Records supplied:

▶

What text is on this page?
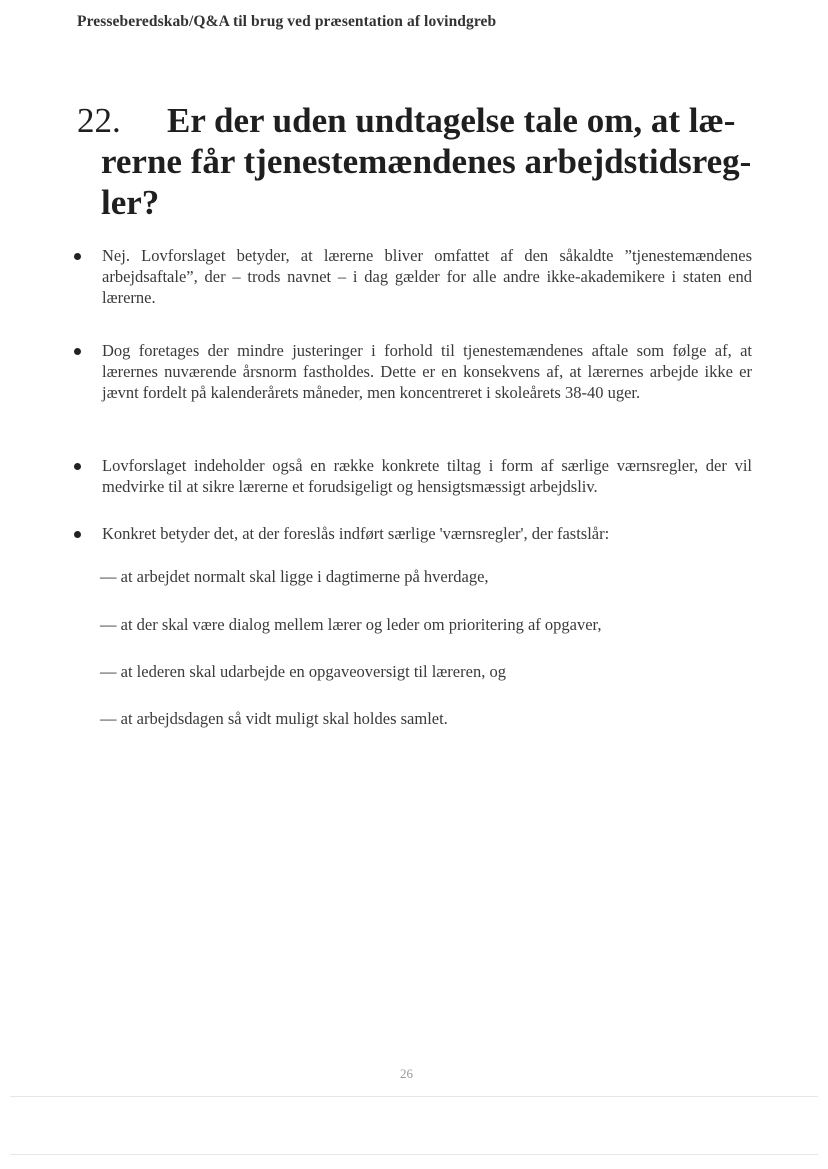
Presseberedskab/Q&A til brug ved præsentation af lovindgreb
22. Er der uden undtagelse tale om, at læ-
rerne får tjenestemændenes arbejdstidsreg-
ler?
Nej. Lovforslaget betyder, at lærerne bliver omfattet af den såkaldte ”tjenestemændenes arbejdsaftale”, der – trods navnet – i dag gælder for alle andre ikke-akademikere i staten end lærerne.
Dog foretages der mindre justeringer i forhold til tjenestemændenes aftale som følge af, at lærernes nuværende årsnorm fastholdes. Dette er en konsekvens af, at lærernes arbejde ikke er jævnt fordelt på kalenderårets måneder, men koncentreret i skoleårets 38-40 uger.
Lovforslaget indeholder også en række konkrete tiltag i form af særlige værnsregler, der vil medvirke til at sikre lærerne et forudsigeligt og hensigtsmæssigt arbejdsliv.
Konkret betyder det, at der foreslås indført særlige 'værnsregler', der fastslår:
— at arbejdet normalt skal ligge i dagtimerne på hverdage,
— at der skal være dialog mellem lærer og leder om prioritering af opgaver,
— at lederen skal udarbejde en opgaveoversigt til læreren, og
— at arbejdsdagen så vidt muligt skal holdes samlet.
26
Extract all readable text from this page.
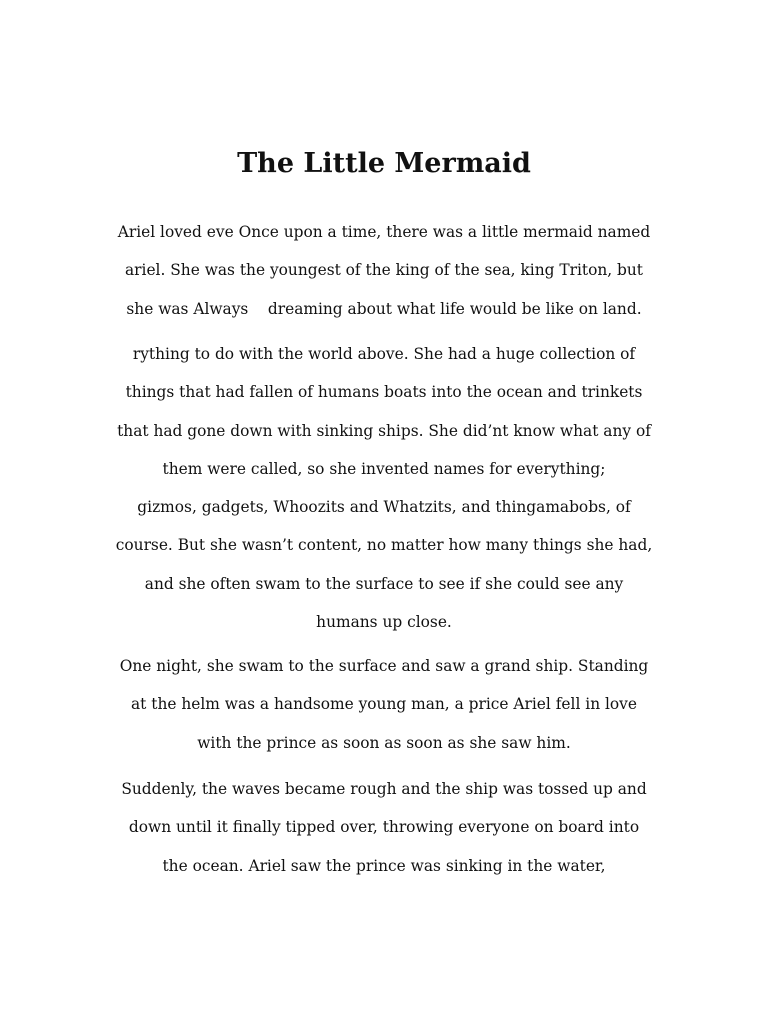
The Little Mermaid

Ariel loved eve Once upon a time, there was a little mermaid named
ariel. She was the youngest of the king of the sea, king Triton, but
she was Always    dreaming about what life would be like on land.

rything to do with the world above. She had a huge collection of
things that had fallen of humans boats into the ocean and trinkets
that had gone down with sinking ships. She did’nt know what any of
them were called, so she invented names for everything;
gizmos, gadgets, Whoozits and Whatzits, and thingamabobs, of
course. But she wasn’t content, no matter how many things she had,
and she often swam to the surface to see if she could see any
humans up close.

One night, she swam to the surface and saw a grand ship. Standing
at the helm was a handsome young man, a price Ariel fell in love
with the prince as soon as soon as she saw him.

Suddenly, the waves became rough and the ship was tossed up and
down until it finally tipped over, throwing everyone on board into
the ocean. Ariel saw the prince was sinking in the water,
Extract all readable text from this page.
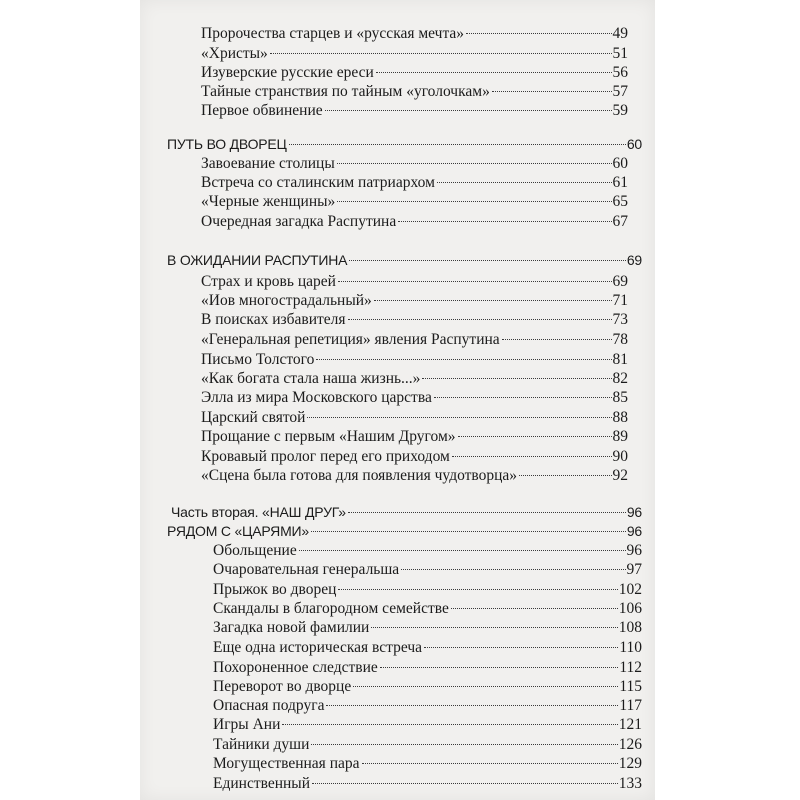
Пророчества старцев и «русская мечта»	49
«Христы»	51
Изуверские русские ереси	56
Тайные странствия по тайным «уголочкам»	57
Первое обвинение	59
ПУТЬ ВО ДВОРЕЦ	60
Завоевание столицы	60
Встреча со сталинским патриархом	61
«Черные женщины»	65
Очередная загадка Распутина	67
В ОЖИДАНИИ РАСПУТИНА	69
Страх и кровь царей	69
«Иов многострадальный»	71
В поисках избавителя	73
«Генеральная репетиция» явления Распутина	78
Письмо Толстого	81
«Как богата стала наша жизнь...»	82
Элла из мира Московского царства	85
Царский святой	88
Прощание с первым «Нашим Другом»	89
Кровавый пролог перед его приходом	90
«Сцена была готова для появления чудотворца»	92
Часть вторая. «НАШ ДРУГ»	96
РЯДОМ С «ЦАРЯМИ»	96
Обольщение	96
Очаровательная генеральша	97
Прыжок во дворец	102
Скандалы в благородном семействе	106
Загадка новой фамилии	108
Еще одна историческая встреча	110
Похороненное следствие	112
Переворот во дворце	115
Опасная подруга	117
Игры Ани	121
Тайники души	126
Могущественная пара	129
Единственный	133
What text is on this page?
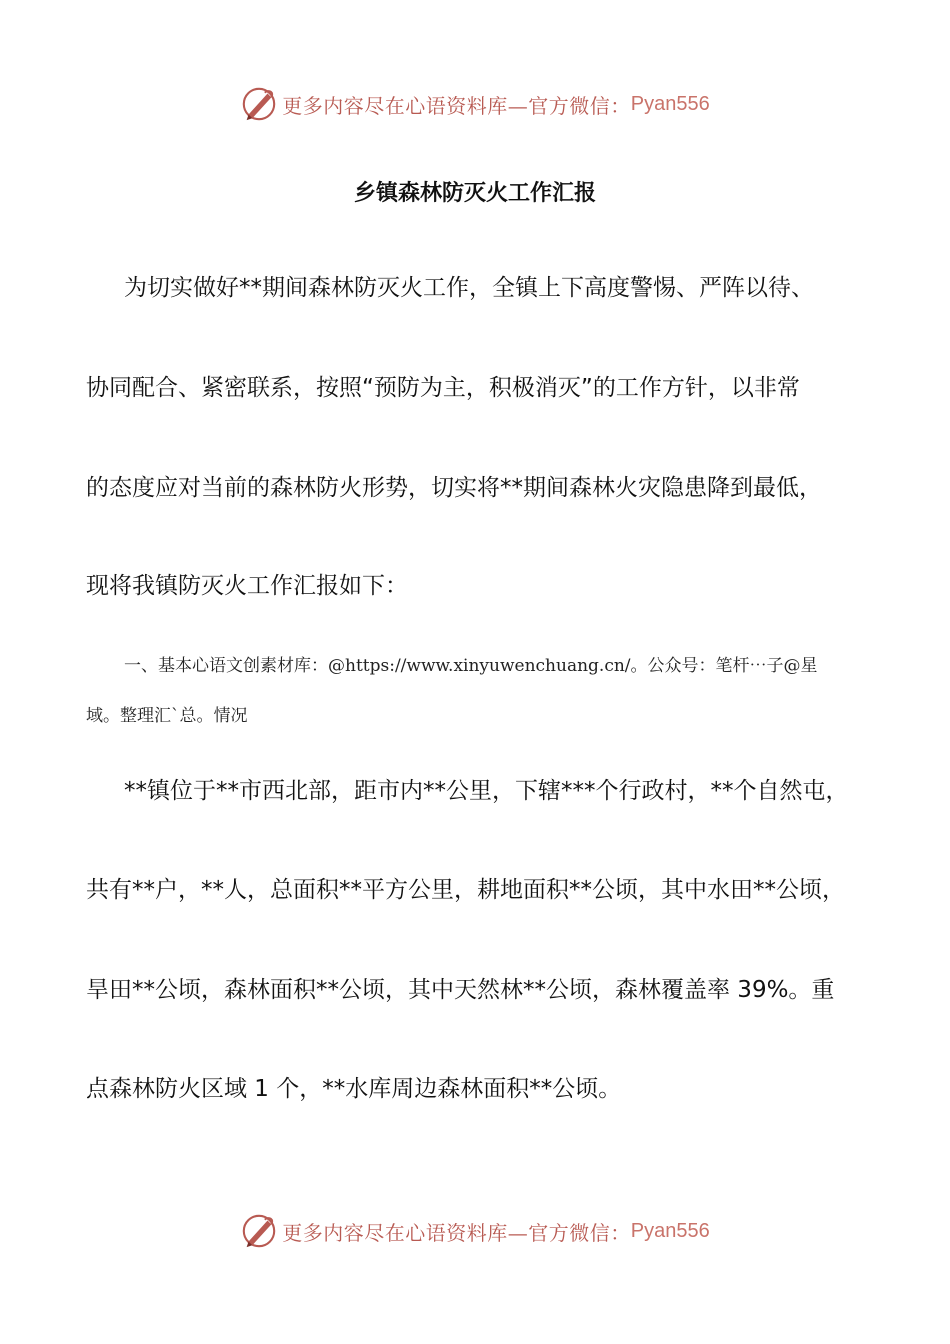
更多内容尽在心语资料库—官方微信： Pyan556
乡镇森林防灭火工作汇报
为切实做好**期间森林防灭火工作，全镇上下高度警惕、严阵以待、
协同配合、紧密联系，按照“预防为主，积极消灭”的工作方针，以非常
的态度应对当前的森林防火形势，切实将**期间森林火灾隐患降到最低，
现将我镇防灭火工作汇报如下：
一、基本心语文创素材库：@https://www.xinyuwenchuang.cn/。公众号：笔杆⋯子@星
域。整理汇`总。情况
**镇位于**市西北部，距市内**公里，下辖***个行政村，**个自然屯，
共有**户，**人，总面积**平方公里，耕地面积**公顷，其中水田**公顷，
旱田**公顷，森林面积**公顷，其中天然林**公顷，森林覆盖率 39%。重
点森林防火区域 1 个，**水库周边森林面积**公顷。
更多内容尽在心语资料库—官方微信： Pyan556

◀

What you are asked to do: Without the pictures, return the entries exactly as they appear.

Exercise output:
What text is on this page?
Presseberedskab/Q&A til brug ved præsentation af lovindgreb
22. Er der uden undtagelse tale om, at læ-
rerne får tjenestemændenes arbejdstidsreg-
ler?
Nej. Lovforslaget betyder, at lærerne bliver omfattet af den såkaldte ”tjenestemændenes arbejdsaftale”, der – trods navnet – i dag gælder for alle andre ikke-akademikere i staten end lærerne.
Dog foretages der mindre justeringer i forhold til tjenestemændenes aftale som følge af, at lærernes nuværende årsnorm fastholdes. Dette er en konsekvens af, at lærernes arbejde ikke er jævnt fordelt på kalenderårets måneder, men koncentreret i skoleårets 38-40 uger.
Lovforslaget indeholder også en række konkrete tiltag i form af særlige værnsregler, der vil medvirke til at sikre lærerne et forudsigeligt og hensigtsmæssigt arbejdsliv.
Konkret betyder det, at der foreslås indført særlige 'værnsregler', der fastslår:
— at arbejdet normalt skal ligge i dagtimerne på hverdage,
— at der skal være dialog mellem lærer og leder om prioritering af opgaver,
— at lederen skal udarbejde en opgaveoversigt til læreren, og
— at arbejdsdagen så vidt muligt skal holdes samlet.
26
Extract all readable text from this page.
The Little Mermaid

Ariel loved eve Once upon a time, there was a little mermaid named
ariel. She was the youngest of the king of the sea, king Triton, but
she was Always    dreaming about what life would be like on land.

rything to do with the world above. She had a huge collection of
things that had fallen of humans boats into the ocean and trinkets
that had gone down with sinking ships. She did’nt know what any of
them were called, so she invented names for everything;
gizmos, gadgets, Whoozits and Whatzits, and thingamabobs, of
course. But she wasn’t content, no matter how many things she had,
and she often swam to the surface to see if she could see any
humans up close.

One night, she swam to the surface and saw a grand ship. Standing
at the helm was a handsome young man, a price Ariel fell in love
with the prince as soon as soon as she saw him.

Suddenly, the waves became rough and the ship was tossed up and
down until it finally tipped over, throwing everyone on board into
the ocean. Ariel saw the prince was sinking in the water,
Extract all readable text from this page.
Пророчества старцев и «русская мечта»	49
«Христы»	51
Изуверские русские ереси	56
Тайные странствия по тайным «уголочкам»	57
Первое обвинение	59
ПУТЬ ВО ДВОРЕЦ	60
Завоевание столицы	60
Встреча со сталинским патриархом	61
«Черные женщины»	65
Очередная загадка Распутина	67
В ОЖИДАНИИ РАСПУТИНА	69
Страх и кровь царей	69
«Иов многострадальный»	71
В поисках избавителя	73
«Генеральная репетиция» явления Распутина	78
Письмо Толстого	81
«Как богата стала наша жизнь...»	82
Элла из мира Московского царства	85
Царский святой	88
Прощание с первым «Нашим Другом»	89
Кровавый пролог перед его приходом	90
«Сцена была готова для появления чудотворца»	92
Часть вторая. «НАШ ДРУГ»	96
РЯДОМ С «ЦАРЯМИ»	96
Обольщение	96
Очаровательная генеральша	97
Прыжок во дворец	102
Скандалы в благородном семействе	106
Загадка новой фамилии	108
Еще одна историческая встреча	110
Похороненное следствие	112
Переворот во дворце	115
Опасная подруга	117
Игры Ани	121
Тайники души	126
Могущественная пара	129
Единственный	133
What text is on this page?
更多内容尽在心语资料库—官方微信： Pyan556
乡镇森林防灭火工作汇报
为切实做好**期间森林防灭火工作，全镇上下高度警惕、严阵以待、
协同配合、紧密联系，按照“预防为主，积极消灭”的工作方针，以非常
的态度应对当前的森林防火形势，切实将**期间森林火灾隐患降到最低，
现将我镇防灭火工作汇报如下：
一、基本心语文创素材库：@https://www.xinyuwenchuang.cn/。公众号：笔杆⋯子@星
域。整理汇`总。情况
**镇位于**市西北部，距市内**公里，下辖***个行政村，**个自然屯，
共有**户，**人，总面积**平方公里，耕地面积**公顷，其中水田**公顷，
旱田**公顷，森林面积**公顷，其中天然林**公顷，森林覆盖率 39%。重
点森林防火区域 1 个，**水库周边森林面积**公顷。
更多内容尽在心语资料库—官方微信： Pyan556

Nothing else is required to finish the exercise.